[Supplied passage Boundary: Start]

Luca Forte

Personal information
- Date of birth: 28 July 1994 (age 31)
- Place of birth: Trieste, Italy
- Height: 1.70 m (5 ft 7 in)
- Position: Forward

Team information
- Current team: San Luigi

Youth career
- 0000–2012: Triestina

Senior career*
- Years: Team / Apps / (Gls)
- 2012–2015: Varese / 48 / (5)
- 2015–2020: Pescara / 7 / (1)
- 2016: → Pro Vercelli (loan) / 1 / (0)
- 2016–2017: → Teramo (loan) / 8 / (0)
- 2017: → Carpi (loan) / 1 / (0)
- 2018: → Monza (loan) / 1 / (0)
- 2020–2021: Siena / 8 / (2)
- 2021–2022: Correggese / 33 / (8)
- 2022–2023: Lumezzane / 23 / (6)

[Supplied passage Boundary: End]

Prompt A: According to the Luca Forte profile, where was he born?
Prompt B: List every club that the Luca Forte profile shows him joining on loan.
Prompt C: Write the next part of the Luca Forte profile, starting after the Lumezzane line.
The material after the Luca Forte profile comes from a separate source.

[Material shown Boundary: Start]

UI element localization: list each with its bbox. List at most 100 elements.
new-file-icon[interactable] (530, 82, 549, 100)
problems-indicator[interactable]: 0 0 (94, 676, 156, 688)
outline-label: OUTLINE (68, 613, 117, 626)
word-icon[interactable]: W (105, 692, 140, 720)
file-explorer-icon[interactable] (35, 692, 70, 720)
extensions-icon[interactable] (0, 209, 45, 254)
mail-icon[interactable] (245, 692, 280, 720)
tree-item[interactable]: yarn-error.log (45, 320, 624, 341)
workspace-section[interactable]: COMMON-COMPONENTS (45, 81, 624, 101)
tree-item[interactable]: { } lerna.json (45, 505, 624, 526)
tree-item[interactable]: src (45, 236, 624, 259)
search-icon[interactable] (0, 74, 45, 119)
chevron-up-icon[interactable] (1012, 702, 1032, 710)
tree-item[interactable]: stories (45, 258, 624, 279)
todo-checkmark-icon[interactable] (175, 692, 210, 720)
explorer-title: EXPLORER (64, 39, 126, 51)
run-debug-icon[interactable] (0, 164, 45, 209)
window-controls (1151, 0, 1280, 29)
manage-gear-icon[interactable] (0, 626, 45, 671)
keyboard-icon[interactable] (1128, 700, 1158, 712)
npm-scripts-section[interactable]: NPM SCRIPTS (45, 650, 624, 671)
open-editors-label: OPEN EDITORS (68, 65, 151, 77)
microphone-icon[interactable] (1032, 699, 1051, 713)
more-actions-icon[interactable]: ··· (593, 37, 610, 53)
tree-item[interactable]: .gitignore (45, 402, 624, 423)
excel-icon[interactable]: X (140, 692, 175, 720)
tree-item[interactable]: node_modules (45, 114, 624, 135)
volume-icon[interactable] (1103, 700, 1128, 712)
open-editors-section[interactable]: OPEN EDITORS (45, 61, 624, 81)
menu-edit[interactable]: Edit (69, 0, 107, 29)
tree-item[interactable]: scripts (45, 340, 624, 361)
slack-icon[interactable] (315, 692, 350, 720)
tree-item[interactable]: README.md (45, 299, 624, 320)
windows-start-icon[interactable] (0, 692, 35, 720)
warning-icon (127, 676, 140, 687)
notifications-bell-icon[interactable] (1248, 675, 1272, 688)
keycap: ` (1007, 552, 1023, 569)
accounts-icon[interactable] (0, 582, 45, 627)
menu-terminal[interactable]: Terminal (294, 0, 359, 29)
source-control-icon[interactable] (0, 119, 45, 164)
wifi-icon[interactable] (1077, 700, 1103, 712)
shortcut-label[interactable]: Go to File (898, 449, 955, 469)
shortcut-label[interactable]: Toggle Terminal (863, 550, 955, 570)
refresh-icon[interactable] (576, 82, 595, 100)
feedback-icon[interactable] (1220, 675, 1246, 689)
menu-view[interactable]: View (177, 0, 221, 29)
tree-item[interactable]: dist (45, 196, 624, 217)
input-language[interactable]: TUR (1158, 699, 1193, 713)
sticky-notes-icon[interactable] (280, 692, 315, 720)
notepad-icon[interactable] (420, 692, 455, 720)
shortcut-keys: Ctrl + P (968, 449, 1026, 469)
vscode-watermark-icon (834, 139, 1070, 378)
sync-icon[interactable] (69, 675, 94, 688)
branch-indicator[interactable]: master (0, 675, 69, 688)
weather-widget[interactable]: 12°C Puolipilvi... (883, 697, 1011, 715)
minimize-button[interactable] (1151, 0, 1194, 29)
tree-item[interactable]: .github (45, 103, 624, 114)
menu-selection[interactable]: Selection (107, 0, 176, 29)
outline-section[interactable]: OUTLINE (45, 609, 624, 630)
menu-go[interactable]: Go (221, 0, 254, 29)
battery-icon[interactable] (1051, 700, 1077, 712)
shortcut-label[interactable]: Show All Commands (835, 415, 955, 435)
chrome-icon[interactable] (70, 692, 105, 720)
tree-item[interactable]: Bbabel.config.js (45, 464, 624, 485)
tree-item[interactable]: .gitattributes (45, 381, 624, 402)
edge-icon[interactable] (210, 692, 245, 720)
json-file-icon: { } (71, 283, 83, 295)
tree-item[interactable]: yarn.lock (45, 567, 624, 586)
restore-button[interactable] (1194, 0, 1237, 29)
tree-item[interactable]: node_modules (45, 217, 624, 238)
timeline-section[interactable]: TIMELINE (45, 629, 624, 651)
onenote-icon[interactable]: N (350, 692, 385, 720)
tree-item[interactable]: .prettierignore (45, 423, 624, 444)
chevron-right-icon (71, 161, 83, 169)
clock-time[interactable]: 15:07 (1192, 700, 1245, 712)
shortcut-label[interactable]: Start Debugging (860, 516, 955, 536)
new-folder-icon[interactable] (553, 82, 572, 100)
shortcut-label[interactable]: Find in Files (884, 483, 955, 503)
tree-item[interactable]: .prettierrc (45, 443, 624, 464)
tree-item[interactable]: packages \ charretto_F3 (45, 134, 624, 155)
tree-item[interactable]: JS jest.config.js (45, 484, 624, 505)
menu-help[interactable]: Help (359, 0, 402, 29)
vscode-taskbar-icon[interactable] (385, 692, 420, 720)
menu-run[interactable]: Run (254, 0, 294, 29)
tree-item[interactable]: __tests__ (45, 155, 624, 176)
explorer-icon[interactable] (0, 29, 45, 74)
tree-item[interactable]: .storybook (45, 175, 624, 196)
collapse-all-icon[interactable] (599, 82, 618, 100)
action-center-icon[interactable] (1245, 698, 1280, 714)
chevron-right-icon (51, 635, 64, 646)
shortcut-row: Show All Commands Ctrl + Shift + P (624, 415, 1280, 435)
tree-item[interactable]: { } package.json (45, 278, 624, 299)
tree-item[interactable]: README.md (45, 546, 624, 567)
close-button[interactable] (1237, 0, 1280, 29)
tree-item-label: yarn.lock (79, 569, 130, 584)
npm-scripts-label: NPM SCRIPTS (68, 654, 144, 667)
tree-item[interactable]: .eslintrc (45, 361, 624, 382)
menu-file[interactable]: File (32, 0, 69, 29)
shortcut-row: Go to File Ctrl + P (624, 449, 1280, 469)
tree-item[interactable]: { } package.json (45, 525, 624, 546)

[Material shown Boundary: End]

Answer area A: Trieste, Italy.

Answer area B: Pro Vercelli, Teramo, Carpi, Monza

Answer area C:
- 2023–2025: Bassano / 42 / (8)
- 2025–: San Luigi / 6 / (4)

International career
- 2013–2014: Italy U-20 / 4 / (1)

= Luca Forte (footballer) =

Italian footballer

Luca Forte (born 28 July 1994) is an Italian footballer who plays for Serie D club San Luigi.

==Club career==
He made his professional debut in the Serie B for Varese on 13 May 2013 in a game against Crotone.